● **WORK INSTRUCTIONS**:
Using the listing below, return every line that includes "Lage".

Start of INFORMATION PROVIDED

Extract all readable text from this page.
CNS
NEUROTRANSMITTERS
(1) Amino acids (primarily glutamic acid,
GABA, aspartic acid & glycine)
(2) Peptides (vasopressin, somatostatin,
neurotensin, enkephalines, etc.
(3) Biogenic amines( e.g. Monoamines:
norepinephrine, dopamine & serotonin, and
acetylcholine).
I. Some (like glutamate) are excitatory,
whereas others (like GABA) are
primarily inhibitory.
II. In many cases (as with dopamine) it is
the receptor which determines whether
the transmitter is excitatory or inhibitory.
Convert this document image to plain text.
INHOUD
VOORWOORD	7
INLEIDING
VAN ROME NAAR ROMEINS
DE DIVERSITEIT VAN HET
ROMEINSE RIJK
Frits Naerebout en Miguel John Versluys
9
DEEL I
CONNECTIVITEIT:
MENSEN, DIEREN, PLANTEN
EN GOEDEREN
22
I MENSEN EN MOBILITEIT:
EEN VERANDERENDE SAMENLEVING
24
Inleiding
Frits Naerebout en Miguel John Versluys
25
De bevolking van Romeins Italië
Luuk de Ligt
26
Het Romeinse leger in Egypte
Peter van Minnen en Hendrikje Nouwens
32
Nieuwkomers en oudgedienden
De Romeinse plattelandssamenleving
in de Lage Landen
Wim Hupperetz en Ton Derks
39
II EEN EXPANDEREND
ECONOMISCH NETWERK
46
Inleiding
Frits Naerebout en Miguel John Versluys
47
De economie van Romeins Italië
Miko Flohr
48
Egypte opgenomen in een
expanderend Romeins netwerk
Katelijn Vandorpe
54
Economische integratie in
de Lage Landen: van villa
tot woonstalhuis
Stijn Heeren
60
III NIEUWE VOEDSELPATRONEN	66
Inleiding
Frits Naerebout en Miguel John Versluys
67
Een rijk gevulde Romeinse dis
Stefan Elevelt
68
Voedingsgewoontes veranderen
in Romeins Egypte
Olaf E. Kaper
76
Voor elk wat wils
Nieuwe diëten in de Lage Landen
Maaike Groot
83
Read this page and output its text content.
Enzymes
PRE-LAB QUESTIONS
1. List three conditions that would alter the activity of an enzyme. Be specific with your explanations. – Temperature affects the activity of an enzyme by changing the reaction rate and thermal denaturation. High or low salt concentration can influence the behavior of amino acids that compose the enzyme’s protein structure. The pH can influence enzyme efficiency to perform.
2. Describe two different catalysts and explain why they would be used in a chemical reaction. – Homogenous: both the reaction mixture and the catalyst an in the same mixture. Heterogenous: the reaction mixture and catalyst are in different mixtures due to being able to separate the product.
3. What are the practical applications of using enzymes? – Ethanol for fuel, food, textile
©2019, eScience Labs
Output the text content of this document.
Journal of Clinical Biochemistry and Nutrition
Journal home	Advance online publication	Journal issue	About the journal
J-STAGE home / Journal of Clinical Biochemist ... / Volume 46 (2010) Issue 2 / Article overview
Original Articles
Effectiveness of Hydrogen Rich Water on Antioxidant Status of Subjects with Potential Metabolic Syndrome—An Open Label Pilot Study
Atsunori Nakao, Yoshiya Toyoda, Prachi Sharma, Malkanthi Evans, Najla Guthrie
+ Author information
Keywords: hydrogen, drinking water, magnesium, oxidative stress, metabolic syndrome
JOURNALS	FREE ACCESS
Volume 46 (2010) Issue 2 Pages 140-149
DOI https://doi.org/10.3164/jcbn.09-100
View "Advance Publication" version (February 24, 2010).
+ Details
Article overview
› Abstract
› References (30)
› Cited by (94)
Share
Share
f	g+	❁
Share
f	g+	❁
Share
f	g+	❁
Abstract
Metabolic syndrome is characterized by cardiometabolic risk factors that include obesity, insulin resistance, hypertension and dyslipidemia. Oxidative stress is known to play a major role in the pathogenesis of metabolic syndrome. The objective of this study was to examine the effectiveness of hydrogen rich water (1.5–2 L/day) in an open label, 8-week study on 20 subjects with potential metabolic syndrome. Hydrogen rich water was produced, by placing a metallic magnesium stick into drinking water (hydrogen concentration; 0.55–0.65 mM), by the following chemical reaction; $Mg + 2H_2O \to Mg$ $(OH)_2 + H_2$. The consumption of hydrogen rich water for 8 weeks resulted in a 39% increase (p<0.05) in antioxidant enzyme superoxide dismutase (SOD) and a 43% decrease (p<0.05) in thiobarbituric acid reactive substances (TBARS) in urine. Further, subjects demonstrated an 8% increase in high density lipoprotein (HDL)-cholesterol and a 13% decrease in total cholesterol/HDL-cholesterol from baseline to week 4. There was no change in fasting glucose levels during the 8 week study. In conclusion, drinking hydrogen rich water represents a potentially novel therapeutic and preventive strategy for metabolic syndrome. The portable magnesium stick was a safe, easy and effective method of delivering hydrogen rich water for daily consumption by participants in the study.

End of INFORMATION PROVIDED

● **ANSWER SPACE**:
in de Lage Landen
de Lage Landen: van villa
Nieuwe diëten in de Lage Landen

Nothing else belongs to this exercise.